Given task ▸
Draw out every line with the word "document" from the listing below.

- - -

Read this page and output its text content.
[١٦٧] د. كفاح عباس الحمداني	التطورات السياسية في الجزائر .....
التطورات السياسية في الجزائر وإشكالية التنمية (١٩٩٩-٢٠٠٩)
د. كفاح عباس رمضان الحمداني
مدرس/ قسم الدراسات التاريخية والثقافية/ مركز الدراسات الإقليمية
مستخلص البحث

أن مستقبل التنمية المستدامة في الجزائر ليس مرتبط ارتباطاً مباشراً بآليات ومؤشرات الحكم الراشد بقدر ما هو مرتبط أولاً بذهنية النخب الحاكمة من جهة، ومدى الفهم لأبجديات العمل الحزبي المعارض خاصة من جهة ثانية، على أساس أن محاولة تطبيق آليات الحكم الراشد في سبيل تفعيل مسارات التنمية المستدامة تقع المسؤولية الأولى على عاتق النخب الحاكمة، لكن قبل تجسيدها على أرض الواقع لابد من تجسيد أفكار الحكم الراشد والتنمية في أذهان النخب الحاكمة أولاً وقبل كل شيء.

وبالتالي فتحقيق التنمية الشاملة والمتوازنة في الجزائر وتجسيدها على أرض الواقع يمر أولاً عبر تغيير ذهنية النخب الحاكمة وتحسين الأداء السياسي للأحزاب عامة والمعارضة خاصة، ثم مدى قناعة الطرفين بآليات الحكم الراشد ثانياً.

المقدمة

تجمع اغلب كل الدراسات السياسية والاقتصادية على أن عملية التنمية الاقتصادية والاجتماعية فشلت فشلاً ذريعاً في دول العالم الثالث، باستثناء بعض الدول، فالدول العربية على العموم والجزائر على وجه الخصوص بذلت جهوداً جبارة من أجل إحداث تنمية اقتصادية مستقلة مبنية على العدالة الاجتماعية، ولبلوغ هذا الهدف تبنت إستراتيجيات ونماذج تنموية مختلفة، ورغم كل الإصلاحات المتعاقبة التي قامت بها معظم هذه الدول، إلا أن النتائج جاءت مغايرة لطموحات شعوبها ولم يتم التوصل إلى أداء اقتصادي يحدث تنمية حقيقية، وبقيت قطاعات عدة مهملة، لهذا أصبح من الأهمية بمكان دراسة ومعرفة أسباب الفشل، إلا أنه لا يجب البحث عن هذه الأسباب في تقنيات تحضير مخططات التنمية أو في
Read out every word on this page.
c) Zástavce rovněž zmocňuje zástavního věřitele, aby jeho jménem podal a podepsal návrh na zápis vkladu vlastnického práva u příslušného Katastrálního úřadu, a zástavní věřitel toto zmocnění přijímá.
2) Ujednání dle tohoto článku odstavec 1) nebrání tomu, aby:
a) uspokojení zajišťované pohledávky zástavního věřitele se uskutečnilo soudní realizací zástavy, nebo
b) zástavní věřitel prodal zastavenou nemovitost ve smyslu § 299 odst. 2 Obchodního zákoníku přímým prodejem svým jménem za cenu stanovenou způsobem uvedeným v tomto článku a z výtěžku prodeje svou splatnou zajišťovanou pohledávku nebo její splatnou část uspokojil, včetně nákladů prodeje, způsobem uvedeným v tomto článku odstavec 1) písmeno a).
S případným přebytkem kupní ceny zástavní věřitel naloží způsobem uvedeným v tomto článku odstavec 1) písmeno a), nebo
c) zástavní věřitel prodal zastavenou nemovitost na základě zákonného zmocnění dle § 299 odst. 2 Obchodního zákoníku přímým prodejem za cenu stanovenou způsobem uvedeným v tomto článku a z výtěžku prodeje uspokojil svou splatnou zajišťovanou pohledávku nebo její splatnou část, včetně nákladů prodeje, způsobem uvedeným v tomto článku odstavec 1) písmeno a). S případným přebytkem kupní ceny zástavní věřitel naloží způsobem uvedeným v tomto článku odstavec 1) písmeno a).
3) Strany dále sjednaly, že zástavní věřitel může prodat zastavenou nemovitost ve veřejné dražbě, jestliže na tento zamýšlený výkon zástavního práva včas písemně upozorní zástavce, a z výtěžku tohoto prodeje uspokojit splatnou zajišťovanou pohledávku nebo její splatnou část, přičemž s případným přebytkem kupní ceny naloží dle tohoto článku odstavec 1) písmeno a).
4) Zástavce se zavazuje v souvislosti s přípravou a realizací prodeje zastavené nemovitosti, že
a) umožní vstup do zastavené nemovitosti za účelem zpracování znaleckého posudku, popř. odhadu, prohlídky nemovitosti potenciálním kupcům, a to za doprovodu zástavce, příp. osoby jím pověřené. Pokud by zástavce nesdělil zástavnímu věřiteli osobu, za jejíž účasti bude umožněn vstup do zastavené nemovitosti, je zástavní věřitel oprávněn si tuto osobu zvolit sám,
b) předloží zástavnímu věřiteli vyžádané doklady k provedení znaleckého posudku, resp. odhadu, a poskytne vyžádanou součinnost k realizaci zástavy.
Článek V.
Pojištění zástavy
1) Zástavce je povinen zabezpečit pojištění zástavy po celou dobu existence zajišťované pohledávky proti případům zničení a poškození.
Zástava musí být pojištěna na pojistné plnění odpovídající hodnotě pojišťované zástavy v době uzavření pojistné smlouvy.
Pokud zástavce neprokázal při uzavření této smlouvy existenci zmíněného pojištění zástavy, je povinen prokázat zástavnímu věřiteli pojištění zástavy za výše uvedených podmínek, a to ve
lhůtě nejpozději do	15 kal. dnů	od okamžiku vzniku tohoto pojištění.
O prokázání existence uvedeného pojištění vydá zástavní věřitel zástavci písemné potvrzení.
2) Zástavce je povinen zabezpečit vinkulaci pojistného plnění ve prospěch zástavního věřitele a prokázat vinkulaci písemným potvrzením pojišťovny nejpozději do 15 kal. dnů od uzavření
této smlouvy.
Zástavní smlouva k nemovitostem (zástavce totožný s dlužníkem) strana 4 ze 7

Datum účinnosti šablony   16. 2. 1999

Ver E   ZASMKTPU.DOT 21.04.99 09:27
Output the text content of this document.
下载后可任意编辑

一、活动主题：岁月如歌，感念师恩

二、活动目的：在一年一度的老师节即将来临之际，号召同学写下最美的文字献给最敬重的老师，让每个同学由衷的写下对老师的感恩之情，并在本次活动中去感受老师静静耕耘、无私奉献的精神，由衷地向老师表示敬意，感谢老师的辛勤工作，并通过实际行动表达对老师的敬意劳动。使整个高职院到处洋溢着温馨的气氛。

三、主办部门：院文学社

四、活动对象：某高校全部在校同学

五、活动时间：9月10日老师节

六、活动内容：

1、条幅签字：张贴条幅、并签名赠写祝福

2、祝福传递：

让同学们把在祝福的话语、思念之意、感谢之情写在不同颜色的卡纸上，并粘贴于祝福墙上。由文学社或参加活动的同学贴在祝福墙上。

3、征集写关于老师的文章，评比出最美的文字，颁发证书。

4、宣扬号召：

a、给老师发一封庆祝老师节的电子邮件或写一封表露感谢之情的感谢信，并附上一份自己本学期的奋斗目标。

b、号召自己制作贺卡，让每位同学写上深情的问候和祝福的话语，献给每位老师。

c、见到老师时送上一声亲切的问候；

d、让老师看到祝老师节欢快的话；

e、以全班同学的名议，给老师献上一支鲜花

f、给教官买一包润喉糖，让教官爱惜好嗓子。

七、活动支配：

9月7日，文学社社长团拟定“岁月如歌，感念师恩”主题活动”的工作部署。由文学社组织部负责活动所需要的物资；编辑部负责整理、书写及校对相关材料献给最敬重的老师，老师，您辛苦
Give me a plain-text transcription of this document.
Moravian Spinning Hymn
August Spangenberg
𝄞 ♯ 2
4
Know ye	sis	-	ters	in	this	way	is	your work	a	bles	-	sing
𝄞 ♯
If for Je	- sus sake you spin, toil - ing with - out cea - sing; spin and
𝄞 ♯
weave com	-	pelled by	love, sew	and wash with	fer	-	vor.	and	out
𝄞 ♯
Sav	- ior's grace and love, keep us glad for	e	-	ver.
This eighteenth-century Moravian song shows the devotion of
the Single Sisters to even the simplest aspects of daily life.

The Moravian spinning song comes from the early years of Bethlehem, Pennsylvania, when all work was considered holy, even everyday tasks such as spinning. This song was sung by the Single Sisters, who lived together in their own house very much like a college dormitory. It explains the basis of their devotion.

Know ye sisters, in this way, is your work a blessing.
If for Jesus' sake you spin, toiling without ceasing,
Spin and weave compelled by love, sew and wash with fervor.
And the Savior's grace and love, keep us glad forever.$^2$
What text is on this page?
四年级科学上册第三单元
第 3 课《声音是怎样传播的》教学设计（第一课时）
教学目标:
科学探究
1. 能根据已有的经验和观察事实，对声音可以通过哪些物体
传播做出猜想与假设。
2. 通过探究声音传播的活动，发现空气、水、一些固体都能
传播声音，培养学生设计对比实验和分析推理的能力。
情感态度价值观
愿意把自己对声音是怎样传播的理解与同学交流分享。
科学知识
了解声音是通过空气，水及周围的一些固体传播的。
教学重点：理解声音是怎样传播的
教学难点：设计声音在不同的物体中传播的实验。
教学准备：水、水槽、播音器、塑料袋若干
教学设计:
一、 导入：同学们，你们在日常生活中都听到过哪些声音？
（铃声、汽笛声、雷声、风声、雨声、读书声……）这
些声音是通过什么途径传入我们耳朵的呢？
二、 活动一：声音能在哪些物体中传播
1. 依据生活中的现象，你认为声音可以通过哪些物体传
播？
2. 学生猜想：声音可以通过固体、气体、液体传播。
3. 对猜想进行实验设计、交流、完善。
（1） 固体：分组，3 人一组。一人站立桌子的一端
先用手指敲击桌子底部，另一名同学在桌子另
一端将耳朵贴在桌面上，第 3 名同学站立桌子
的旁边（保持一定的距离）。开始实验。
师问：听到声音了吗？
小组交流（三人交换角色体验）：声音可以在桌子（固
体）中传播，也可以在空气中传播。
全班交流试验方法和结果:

- - -

Written response ▸
Output the text content of this document.
Give me a plain-text transcription of this document.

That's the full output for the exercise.